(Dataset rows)
»»
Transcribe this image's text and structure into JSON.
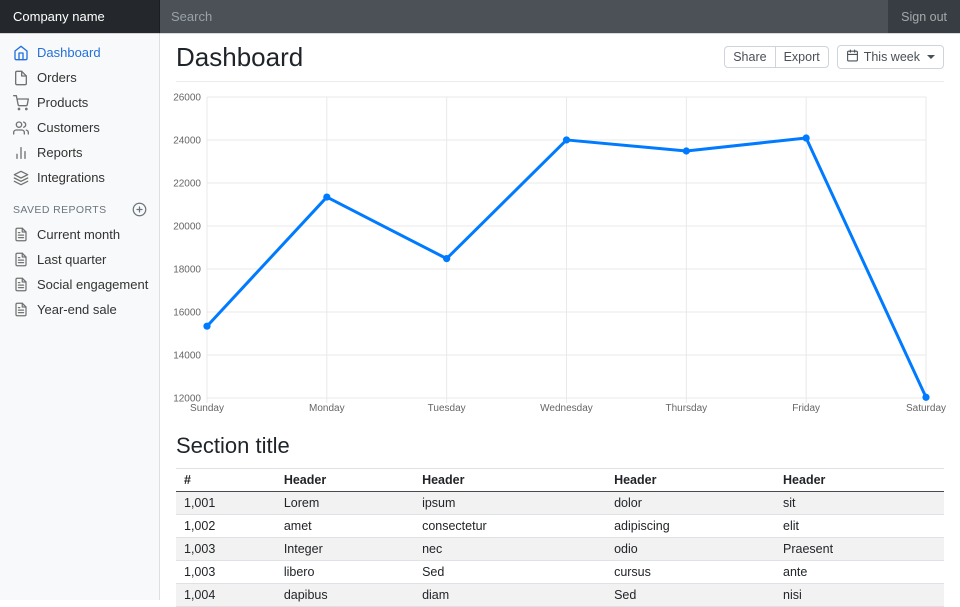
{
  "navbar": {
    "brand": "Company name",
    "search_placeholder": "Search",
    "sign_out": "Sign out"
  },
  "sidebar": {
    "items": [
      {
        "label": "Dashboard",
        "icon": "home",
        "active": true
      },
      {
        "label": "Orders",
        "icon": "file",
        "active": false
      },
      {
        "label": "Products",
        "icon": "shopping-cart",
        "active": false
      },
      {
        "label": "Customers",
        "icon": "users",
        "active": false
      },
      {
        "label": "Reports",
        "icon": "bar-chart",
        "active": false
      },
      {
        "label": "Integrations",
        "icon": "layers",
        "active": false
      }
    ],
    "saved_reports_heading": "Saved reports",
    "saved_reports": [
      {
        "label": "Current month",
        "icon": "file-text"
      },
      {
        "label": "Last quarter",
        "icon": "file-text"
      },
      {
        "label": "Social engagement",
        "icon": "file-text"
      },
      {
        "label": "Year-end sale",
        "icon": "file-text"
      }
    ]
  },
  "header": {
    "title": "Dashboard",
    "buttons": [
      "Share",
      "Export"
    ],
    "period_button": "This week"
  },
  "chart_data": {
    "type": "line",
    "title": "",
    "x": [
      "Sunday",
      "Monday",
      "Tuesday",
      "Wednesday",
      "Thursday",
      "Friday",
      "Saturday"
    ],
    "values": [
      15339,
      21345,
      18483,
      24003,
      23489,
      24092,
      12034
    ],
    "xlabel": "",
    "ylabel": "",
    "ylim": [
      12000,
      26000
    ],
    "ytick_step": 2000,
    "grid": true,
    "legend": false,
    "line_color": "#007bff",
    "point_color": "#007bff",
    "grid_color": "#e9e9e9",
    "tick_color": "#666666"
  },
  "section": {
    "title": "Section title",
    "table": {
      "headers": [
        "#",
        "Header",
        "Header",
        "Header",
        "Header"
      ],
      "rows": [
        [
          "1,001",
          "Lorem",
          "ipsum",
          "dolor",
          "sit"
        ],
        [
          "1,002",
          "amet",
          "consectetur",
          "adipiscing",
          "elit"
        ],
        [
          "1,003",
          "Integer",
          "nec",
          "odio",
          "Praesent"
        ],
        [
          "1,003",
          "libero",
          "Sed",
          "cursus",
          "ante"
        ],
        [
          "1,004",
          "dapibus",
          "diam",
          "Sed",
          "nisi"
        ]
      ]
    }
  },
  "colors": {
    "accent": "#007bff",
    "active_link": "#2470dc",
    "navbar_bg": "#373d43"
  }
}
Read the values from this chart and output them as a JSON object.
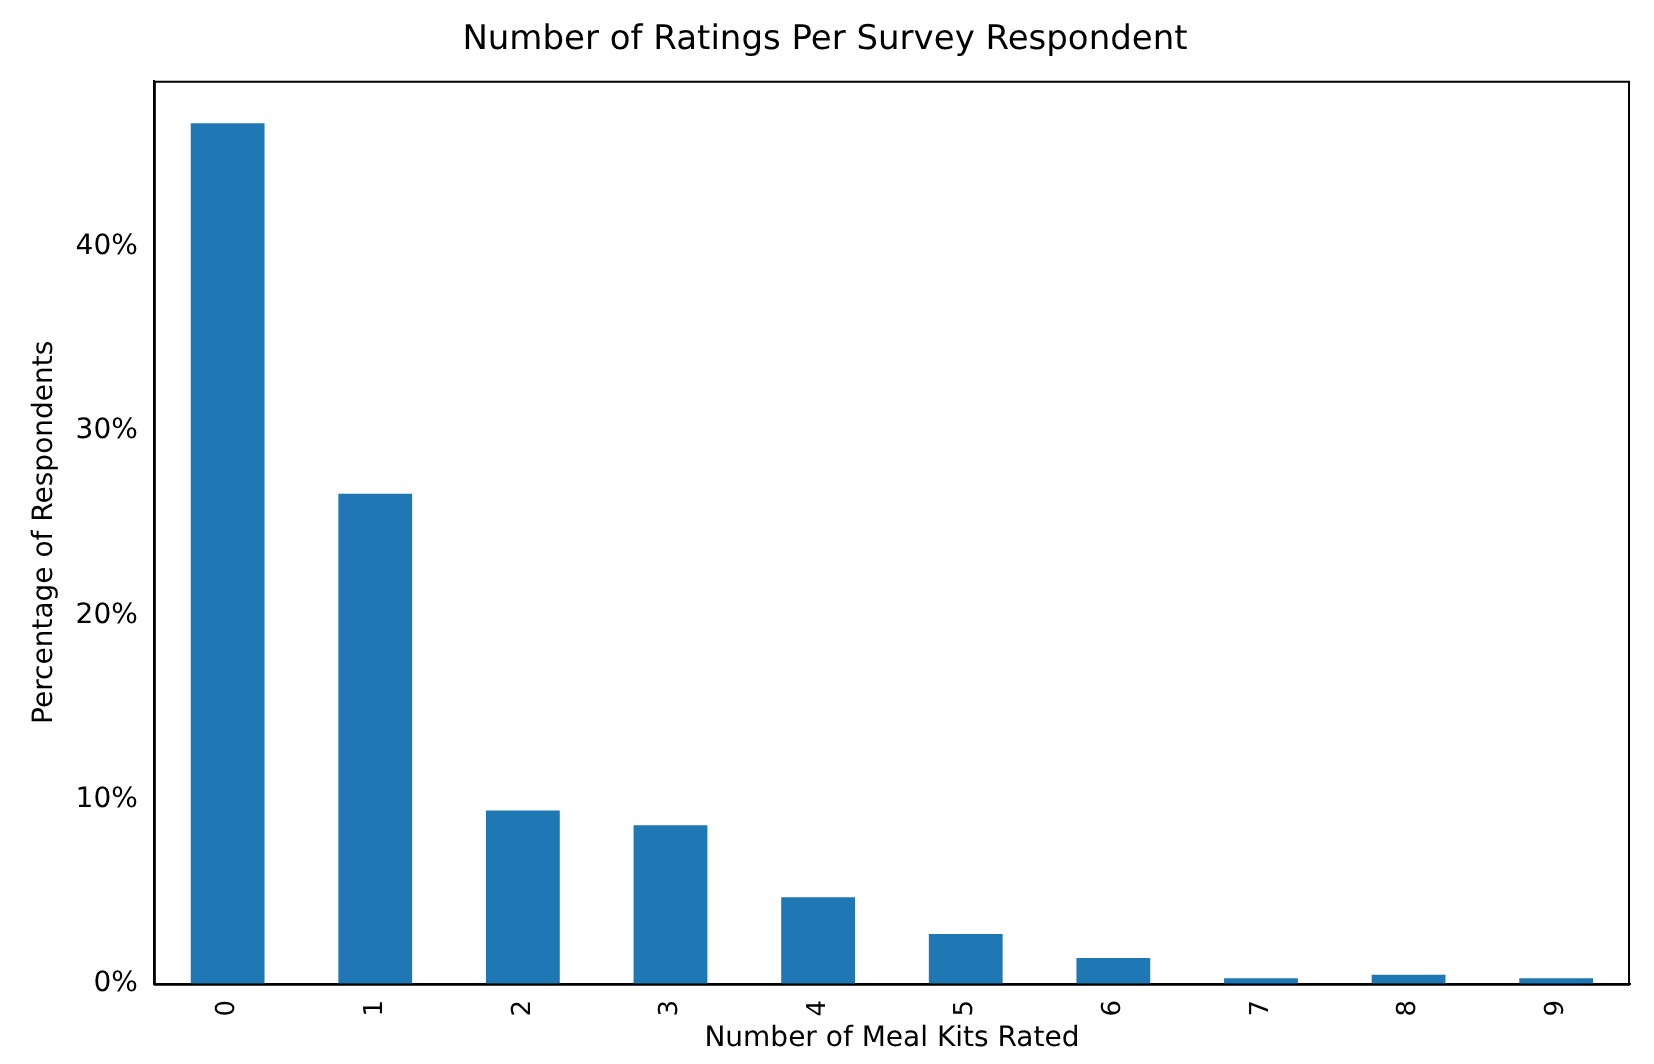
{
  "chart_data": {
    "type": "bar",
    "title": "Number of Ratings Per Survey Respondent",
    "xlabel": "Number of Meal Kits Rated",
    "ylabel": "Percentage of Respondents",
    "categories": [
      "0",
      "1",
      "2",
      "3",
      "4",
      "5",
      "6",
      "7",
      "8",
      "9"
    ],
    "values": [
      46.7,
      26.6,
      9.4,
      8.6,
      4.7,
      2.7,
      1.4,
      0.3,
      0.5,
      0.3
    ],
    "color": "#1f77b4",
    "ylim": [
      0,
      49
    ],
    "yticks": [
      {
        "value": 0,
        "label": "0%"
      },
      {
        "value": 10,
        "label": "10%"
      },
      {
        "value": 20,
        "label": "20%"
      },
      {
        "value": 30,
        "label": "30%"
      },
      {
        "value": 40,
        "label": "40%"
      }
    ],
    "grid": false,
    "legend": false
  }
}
««
»»
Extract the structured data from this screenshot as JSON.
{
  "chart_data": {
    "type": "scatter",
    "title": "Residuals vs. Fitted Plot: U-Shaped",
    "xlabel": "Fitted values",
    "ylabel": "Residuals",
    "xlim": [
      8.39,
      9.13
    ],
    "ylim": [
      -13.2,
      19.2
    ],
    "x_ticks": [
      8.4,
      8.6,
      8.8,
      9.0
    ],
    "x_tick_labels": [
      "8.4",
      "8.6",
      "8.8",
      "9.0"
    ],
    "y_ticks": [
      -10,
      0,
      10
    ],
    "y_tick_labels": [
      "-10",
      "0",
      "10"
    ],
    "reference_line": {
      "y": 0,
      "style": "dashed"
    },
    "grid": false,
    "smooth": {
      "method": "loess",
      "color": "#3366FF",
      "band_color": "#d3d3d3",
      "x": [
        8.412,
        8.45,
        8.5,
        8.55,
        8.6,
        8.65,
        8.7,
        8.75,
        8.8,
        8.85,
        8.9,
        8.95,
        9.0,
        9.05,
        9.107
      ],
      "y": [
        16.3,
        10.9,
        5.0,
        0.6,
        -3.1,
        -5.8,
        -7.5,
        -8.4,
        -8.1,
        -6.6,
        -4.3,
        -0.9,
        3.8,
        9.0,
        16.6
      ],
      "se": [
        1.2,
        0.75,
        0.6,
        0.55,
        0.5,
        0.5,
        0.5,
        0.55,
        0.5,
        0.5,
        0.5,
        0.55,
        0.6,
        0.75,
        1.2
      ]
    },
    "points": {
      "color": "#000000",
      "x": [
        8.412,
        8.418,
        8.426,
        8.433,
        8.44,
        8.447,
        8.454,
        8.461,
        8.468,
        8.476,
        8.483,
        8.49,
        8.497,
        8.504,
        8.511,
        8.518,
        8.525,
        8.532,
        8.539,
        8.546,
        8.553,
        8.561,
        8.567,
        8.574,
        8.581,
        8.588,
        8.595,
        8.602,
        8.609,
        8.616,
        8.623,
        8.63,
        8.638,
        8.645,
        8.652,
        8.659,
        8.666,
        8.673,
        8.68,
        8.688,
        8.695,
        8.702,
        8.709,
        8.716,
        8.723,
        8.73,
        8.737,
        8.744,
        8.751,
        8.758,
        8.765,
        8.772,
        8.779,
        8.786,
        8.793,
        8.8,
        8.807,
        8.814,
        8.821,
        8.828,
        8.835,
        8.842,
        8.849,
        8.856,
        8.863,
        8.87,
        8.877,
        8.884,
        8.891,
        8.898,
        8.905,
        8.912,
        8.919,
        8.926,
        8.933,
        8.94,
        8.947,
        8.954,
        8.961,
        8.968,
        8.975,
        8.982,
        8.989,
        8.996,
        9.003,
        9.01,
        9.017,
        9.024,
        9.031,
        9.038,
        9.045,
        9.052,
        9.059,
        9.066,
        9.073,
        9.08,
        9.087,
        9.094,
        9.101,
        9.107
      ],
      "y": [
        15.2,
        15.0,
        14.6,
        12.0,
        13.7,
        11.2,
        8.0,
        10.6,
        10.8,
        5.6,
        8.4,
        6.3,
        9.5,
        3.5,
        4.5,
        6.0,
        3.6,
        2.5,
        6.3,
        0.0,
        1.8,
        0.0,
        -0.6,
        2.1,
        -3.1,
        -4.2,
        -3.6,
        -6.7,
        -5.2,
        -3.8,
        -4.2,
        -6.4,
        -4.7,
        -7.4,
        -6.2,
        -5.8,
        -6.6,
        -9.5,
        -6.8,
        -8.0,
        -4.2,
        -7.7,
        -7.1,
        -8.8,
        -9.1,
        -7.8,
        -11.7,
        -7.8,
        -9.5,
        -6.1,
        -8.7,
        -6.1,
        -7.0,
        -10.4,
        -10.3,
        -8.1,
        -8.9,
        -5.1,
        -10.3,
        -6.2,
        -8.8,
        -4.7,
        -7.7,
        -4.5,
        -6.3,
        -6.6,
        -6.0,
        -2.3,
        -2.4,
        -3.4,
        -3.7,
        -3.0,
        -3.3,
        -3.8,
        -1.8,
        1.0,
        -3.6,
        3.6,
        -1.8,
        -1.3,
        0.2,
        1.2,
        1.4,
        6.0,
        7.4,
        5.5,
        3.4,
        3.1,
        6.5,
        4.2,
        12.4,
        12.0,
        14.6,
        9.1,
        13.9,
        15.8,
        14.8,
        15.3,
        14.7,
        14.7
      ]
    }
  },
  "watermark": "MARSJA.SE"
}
««
Find the word "xlabel" in the entries, and copy every line it shows up in.

    "xlabel": "",
    "xlabel": "Number of Meal Kits Rated",
    "xlabel": "Fitted values",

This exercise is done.